**Set task**
Look for the string "What" in the lines and copy each line that has it.

Start Extracted records

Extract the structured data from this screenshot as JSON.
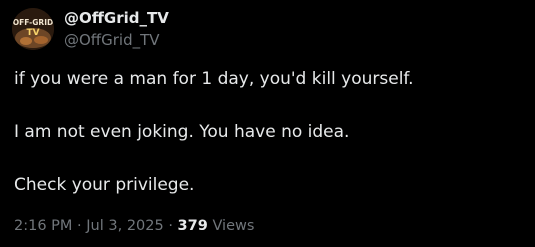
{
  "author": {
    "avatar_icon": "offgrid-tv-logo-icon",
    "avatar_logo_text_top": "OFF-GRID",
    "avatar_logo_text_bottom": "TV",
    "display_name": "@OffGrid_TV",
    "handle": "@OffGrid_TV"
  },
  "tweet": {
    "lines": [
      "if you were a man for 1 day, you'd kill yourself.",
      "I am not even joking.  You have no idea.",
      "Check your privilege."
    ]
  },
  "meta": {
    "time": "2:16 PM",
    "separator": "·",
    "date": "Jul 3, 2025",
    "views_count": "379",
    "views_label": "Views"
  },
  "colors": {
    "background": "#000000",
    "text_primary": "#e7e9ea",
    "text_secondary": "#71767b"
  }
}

End Extracted records
Start Extracted records

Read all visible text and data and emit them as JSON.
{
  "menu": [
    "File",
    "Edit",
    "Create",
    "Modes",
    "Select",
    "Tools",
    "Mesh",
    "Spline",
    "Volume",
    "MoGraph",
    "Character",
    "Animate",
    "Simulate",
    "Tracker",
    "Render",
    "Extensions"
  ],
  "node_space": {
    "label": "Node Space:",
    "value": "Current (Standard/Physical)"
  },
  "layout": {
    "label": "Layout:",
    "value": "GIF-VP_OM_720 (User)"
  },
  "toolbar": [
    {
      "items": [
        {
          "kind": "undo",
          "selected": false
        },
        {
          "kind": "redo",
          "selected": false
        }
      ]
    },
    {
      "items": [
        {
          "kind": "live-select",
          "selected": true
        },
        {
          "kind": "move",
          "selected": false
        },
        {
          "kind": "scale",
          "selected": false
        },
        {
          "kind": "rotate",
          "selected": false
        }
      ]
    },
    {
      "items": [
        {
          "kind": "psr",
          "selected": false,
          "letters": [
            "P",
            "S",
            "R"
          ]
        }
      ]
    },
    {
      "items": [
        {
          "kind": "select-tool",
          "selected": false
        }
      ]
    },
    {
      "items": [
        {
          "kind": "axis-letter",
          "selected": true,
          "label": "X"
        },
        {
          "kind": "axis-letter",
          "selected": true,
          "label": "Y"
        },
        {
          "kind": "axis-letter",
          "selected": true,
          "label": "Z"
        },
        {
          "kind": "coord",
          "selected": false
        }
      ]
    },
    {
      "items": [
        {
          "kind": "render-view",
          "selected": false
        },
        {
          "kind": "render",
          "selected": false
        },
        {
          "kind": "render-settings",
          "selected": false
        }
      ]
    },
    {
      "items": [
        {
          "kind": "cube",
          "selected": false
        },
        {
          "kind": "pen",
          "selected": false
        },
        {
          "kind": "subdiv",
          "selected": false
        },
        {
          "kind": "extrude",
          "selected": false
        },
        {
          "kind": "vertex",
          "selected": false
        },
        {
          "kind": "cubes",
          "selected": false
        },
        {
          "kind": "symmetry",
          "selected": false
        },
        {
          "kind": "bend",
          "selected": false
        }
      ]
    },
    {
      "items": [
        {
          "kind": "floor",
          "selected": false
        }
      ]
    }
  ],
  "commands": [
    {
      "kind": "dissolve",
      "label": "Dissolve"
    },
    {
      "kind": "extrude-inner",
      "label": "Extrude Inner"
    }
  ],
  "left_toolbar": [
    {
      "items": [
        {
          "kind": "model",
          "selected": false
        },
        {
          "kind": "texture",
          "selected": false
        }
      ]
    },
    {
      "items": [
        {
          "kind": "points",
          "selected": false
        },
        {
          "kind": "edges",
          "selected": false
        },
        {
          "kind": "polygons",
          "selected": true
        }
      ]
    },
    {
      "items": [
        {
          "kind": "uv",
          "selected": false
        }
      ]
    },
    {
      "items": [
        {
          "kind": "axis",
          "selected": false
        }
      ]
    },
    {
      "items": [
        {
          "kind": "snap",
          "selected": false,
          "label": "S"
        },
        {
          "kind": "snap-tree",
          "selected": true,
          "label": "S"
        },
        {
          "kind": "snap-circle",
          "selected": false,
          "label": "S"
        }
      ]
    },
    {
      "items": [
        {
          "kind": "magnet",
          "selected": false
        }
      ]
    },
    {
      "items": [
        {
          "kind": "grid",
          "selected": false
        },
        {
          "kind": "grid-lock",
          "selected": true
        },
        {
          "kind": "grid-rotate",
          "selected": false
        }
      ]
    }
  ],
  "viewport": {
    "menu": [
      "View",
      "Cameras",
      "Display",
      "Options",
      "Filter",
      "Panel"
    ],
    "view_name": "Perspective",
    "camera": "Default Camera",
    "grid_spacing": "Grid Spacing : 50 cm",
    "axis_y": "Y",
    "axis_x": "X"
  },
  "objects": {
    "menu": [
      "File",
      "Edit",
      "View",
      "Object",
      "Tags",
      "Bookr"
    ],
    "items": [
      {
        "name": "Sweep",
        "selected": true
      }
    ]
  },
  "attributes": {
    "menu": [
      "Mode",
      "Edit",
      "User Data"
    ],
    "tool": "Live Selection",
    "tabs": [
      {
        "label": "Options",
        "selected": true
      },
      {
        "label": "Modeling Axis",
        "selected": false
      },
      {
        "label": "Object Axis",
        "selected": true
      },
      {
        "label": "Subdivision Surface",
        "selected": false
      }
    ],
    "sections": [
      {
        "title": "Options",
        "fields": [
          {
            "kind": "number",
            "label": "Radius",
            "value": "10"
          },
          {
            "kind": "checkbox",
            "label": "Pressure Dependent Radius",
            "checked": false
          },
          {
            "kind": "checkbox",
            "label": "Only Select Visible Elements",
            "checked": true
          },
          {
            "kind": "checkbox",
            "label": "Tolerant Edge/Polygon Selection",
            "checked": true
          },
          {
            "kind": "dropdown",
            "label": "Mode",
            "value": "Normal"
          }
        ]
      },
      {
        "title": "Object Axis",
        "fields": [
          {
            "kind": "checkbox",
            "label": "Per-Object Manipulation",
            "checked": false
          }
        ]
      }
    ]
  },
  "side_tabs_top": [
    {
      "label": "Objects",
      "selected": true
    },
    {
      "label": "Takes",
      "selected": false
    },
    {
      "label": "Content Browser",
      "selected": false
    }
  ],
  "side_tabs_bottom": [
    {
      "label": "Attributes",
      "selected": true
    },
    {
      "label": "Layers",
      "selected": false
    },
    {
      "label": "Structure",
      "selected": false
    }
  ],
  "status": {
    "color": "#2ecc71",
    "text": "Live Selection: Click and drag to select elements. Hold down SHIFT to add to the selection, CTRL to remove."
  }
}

End Extracted records
Start Extracted records

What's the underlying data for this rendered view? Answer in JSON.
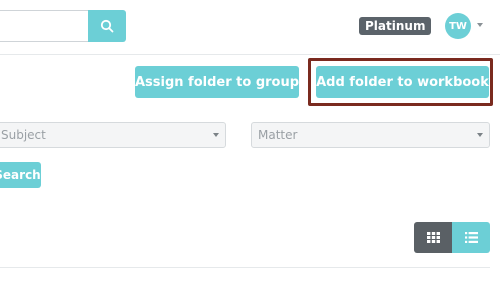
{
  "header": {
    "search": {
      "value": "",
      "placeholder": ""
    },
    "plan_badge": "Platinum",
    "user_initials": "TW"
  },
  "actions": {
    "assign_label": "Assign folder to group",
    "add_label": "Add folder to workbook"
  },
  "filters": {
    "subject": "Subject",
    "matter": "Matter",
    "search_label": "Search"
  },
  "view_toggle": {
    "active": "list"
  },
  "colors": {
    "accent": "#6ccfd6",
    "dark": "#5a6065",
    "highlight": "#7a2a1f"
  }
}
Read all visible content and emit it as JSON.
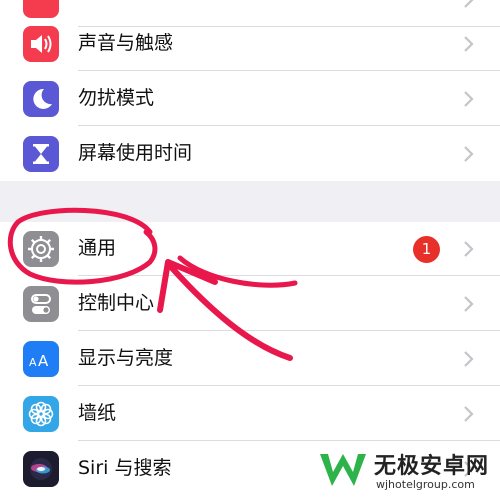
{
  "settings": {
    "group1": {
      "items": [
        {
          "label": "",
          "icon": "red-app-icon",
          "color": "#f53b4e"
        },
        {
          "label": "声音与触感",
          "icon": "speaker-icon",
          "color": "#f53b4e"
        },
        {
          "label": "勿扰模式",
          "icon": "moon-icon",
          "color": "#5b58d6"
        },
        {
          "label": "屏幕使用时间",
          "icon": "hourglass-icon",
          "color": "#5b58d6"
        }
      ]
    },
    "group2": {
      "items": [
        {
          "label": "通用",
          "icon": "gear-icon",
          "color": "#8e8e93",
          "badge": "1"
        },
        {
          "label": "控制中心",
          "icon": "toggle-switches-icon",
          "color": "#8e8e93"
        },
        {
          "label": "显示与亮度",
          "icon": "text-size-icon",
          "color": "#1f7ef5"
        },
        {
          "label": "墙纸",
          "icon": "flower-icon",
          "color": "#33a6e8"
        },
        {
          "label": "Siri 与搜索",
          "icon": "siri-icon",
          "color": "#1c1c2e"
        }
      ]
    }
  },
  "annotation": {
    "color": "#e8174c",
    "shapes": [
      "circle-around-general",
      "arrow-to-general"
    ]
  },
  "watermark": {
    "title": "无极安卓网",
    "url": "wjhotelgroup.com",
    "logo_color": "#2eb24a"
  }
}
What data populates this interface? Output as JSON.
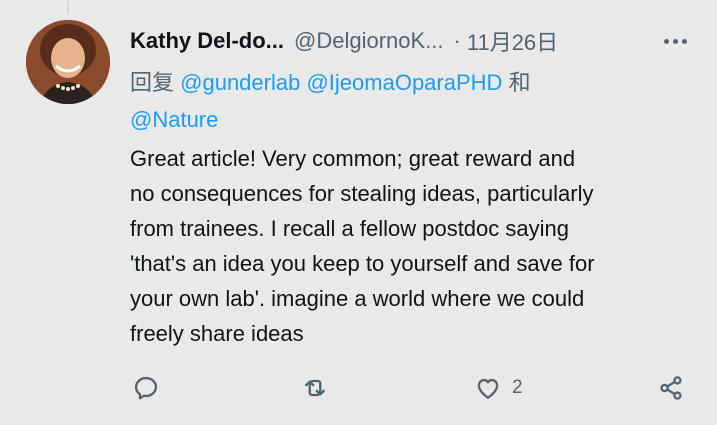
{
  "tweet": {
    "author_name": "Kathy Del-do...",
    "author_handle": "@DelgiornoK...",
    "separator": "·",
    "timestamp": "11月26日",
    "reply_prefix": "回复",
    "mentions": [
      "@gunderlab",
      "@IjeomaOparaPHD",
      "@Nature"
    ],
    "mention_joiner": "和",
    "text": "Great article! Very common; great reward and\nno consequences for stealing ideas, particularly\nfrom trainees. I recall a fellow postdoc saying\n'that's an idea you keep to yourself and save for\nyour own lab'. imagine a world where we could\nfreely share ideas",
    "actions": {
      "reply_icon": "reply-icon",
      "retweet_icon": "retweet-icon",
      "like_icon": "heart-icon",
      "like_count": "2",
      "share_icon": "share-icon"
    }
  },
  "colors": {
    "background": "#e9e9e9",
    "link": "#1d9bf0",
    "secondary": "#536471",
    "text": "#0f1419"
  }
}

End Extracted records

**The result**
What's the underlying data for this rendered view? Answer in JSON.
What data populates this interface? Output as JSON.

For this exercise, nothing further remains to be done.